Start

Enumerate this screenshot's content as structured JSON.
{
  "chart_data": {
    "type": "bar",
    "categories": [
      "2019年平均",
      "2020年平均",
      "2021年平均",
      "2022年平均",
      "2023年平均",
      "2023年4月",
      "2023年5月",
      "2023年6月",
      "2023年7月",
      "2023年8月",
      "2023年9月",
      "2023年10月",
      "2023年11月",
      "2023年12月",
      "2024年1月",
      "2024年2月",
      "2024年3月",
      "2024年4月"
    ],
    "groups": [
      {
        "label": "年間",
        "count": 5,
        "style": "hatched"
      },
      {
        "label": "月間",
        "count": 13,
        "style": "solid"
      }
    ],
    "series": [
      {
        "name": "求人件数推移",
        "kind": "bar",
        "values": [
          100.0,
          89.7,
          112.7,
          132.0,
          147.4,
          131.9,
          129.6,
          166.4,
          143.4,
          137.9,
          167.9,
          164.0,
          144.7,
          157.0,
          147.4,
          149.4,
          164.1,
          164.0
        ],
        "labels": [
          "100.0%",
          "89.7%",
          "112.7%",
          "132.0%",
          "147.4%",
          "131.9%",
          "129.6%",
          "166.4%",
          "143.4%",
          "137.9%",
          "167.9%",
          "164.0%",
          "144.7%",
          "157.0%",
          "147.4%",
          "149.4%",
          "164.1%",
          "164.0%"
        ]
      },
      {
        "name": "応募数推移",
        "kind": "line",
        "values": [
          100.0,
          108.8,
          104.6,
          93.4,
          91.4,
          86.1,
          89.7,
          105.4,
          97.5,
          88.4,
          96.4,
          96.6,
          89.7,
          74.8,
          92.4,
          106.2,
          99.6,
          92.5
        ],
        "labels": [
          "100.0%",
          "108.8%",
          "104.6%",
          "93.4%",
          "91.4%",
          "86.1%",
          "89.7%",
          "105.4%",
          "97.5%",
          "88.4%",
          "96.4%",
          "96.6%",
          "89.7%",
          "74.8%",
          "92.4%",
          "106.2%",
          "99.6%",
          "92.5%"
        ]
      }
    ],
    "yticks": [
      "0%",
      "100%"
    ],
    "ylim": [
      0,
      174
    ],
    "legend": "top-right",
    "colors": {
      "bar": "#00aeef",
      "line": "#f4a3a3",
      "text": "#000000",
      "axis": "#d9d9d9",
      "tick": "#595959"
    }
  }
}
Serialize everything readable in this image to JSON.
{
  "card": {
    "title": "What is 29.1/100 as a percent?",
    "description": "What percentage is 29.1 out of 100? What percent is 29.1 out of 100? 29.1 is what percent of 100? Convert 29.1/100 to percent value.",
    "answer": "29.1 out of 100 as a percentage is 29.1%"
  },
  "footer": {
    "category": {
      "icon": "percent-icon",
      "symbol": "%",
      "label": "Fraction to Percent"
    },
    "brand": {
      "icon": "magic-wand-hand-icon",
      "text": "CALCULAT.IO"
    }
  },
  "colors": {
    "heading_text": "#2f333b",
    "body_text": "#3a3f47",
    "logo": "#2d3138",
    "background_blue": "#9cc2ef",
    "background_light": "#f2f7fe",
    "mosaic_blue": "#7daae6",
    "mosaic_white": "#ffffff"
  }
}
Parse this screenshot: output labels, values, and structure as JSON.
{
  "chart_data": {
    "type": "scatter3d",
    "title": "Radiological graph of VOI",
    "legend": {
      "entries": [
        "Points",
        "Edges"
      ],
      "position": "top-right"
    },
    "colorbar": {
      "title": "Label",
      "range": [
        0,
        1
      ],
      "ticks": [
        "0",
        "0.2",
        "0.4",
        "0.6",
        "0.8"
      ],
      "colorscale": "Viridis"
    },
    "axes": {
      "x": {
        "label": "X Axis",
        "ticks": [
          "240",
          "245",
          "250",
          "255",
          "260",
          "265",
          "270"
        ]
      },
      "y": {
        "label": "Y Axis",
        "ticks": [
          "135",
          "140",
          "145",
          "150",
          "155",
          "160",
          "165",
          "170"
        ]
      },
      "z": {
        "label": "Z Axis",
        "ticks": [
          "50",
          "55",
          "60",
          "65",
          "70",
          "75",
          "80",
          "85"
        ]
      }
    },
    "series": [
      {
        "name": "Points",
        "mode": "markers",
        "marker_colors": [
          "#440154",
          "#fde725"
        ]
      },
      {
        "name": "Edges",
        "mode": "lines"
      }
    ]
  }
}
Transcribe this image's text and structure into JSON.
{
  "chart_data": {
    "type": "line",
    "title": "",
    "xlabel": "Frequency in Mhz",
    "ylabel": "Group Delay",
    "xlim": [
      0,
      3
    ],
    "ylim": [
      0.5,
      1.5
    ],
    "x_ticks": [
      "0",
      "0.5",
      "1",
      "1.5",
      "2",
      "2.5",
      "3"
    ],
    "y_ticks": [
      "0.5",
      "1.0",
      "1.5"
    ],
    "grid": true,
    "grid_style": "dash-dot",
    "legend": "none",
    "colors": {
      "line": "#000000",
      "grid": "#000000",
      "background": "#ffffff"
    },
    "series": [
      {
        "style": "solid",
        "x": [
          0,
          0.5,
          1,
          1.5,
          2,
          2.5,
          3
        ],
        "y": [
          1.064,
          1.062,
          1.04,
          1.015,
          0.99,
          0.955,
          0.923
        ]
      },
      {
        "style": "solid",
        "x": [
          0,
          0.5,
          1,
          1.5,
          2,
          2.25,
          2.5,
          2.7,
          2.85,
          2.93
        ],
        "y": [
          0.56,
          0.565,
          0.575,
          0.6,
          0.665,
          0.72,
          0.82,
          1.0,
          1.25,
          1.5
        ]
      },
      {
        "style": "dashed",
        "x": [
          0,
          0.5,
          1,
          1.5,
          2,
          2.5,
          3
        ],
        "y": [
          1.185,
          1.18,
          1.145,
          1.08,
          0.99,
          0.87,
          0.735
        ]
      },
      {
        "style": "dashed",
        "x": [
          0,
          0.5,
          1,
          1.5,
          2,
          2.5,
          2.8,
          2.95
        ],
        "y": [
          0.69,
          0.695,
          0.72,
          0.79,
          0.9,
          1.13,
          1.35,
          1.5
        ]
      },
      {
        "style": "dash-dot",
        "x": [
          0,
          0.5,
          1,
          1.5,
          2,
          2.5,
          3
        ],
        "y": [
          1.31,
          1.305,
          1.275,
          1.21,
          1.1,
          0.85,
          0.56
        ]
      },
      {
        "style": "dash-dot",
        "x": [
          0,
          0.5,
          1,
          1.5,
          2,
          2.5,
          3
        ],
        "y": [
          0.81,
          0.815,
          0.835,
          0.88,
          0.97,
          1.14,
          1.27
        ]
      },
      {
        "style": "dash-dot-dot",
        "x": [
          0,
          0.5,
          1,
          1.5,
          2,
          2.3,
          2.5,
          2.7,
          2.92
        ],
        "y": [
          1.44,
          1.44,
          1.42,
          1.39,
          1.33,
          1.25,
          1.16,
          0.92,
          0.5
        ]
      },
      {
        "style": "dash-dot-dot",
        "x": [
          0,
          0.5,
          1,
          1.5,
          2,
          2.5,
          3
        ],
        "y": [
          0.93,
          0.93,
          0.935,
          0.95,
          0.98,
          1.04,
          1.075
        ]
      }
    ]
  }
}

End
Start

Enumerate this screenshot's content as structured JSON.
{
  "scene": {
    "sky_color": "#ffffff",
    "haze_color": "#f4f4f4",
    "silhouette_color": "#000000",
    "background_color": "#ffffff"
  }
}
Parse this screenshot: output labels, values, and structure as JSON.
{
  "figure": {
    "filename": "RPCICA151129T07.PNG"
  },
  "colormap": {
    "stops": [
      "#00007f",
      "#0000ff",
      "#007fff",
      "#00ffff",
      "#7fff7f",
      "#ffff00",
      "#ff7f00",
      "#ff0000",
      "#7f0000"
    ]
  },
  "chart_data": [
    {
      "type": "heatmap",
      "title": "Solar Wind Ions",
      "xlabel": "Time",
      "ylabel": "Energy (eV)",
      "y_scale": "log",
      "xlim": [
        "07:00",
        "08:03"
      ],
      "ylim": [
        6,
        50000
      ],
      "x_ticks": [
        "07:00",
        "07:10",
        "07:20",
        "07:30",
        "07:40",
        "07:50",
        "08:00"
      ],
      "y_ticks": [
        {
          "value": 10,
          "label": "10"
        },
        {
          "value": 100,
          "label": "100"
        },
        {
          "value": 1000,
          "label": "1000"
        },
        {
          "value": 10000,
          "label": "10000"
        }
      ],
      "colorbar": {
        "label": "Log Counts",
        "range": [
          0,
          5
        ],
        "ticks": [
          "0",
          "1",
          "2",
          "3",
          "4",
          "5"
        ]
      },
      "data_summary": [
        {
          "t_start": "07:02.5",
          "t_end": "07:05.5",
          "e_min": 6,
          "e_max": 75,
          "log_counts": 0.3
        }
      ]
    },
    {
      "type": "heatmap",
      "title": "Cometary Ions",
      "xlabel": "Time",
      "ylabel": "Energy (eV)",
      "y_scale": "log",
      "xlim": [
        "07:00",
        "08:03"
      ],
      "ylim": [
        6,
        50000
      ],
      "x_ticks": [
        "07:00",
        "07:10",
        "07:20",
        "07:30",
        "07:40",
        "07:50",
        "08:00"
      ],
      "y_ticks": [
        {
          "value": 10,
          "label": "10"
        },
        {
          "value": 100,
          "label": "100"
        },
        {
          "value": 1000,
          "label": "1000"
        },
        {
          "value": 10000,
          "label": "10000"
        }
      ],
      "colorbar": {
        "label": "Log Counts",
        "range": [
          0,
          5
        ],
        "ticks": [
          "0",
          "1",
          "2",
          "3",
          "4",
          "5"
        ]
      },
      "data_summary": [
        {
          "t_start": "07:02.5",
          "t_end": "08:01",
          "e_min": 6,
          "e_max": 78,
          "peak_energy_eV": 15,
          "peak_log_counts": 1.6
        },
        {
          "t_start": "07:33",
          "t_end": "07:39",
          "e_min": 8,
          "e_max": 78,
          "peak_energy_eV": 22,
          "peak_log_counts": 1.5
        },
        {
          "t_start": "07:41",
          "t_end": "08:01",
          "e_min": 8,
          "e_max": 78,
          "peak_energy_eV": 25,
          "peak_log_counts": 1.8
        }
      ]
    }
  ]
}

End

**SET TASK:**
Filter the records above for "title" and copy every matching line.

**RESULT BELOW:**
    "title": "What is 29.1/100 as a percent?",
    "title": "Radiological graph of VOI",
      "title": "Label",
    "title": "",
      "title": "Solar Wind Ions",
      "title": "Cometary Ions",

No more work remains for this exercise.